- [Records supplied]
^^^^^^^^

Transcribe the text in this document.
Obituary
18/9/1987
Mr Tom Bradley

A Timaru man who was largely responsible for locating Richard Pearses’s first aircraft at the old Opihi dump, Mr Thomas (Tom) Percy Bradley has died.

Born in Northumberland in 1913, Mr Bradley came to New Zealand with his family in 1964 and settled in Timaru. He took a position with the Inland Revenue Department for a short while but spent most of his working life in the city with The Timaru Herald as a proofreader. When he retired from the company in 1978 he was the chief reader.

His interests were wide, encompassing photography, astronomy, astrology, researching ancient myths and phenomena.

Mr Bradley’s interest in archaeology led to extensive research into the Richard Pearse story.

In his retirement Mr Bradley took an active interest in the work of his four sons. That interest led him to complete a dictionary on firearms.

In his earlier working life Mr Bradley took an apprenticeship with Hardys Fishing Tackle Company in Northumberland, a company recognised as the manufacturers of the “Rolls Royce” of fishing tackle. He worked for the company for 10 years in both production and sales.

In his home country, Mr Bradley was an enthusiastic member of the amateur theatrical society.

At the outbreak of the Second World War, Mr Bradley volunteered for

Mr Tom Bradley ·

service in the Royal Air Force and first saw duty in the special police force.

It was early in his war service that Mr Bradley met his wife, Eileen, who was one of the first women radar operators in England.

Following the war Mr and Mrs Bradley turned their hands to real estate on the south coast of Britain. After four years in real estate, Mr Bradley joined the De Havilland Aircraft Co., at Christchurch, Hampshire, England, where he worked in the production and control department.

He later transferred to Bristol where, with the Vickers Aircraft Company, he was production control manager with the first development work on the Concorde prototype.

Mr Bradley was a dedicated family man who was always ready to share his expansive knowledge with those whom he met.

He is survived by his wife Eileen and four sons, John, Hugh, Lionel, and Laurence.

^^^^^^^^

- [Exercise details]
Look over the listing above. Pick out and copy every line that includes "England".

- [Completed exercise]
It was early in his war service that Mr Bradley met his wife, Eileen, who was one of the first women radar operators in England.
Following the war Mr and Mrs Bradley turned their hands to real estate on the south coast of Britain. After four years in real estate, Mr Bradley joined the De Havilland Aircraft Co., at Christchurch, Hampshire, England, where he worked in the production and control department.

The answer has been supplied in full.